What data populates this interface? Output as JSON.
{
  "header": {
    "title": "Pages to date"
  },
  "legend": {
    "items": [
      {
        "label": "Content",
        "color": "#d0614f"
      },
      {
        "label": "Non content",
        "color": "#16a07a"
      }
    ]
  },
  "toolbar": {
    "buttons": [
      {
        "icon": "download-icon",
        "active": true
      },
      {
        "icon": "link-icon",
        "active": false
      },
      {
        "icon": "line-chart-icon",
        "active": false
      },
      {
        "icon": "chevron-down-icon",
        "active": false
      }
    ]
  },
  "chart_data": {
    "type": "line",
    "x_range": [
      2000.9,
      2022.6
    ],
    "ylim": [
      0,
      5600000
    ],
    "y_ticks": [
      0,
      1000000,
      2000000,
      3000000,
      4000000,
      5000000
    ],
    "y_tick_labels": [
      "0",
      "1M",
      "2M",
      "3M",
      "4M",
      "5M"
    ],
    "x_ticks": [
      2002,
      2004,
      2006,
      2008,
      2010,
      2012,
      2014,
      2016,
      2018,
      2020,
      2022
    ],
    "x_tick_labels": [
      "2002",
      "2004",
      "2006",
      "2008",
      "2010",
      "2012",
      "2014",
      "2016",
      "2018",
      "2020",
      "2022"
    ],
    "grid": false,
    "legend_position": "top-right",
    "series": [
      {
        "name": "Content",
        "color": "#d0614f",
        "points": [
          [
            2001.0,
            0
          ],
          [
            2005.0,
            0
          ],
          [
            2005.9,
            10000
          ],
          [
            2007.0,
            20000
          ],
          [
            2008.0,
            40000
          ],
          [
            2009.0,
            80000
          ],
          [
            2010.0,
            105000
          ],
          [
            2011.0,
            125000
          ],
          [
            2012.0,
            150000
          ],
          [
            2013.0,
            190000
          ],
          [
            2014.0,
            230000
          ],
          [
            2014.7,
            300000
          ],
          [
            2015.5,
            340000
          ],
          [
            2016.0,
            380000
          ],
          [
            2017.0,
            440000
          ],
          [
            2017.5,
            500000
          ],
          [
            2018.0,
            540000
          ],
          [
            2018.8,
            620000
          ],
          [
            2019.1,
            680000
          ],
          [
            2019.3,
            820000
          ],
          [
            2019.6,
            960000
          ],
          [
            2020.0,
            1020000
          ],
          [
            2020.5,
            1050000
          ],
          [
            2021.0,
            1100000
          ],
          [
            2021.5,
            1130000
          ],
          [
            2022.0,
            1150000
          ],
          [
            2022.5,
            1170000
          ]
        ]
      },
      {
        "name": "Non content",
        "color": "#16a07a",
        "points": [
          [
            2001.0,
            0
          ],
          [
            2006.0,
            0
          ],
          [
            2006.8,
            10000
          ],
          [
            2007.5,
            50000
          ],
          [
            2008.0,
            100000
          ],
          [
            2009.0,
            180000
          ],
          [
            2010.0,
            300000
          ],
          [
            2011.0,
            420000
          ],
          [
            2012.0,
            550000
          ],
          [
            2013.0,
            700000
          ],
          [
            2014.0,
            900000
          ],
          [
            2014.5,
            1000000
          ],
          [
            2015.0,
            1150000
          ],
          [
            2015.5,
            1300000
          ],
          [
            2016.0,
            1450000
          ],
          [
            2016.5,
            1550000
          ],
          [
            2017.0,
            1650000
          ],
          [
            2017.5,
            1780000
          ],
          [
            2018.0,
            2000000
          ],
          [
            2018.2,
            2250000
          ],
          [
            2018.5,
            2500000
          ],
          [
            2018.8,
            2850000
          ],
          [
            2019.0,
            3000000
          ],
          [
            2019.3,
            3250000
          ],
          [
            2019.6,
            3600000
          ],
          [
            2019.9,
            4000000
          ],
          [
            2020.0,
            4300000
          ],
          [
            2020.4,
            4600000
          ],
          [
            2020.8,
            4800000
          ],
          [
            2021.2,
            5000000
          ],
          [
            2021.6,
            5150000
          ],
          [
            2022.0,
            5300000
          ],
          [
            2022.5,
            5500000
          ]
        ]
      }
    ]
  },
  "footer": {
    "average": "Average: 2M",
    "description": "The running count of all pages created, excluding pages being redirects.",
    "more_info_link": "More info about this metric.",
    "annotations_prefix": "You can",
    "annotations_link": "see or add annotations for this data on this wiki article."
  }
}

* * *

## Short exercise
Where a line holds the string "color", copy that line.

## Finished exercise
        "color": "#d0614f"
        "color": "#16a07a"
        "color": "#d0614f",
        "color": "#16a07a",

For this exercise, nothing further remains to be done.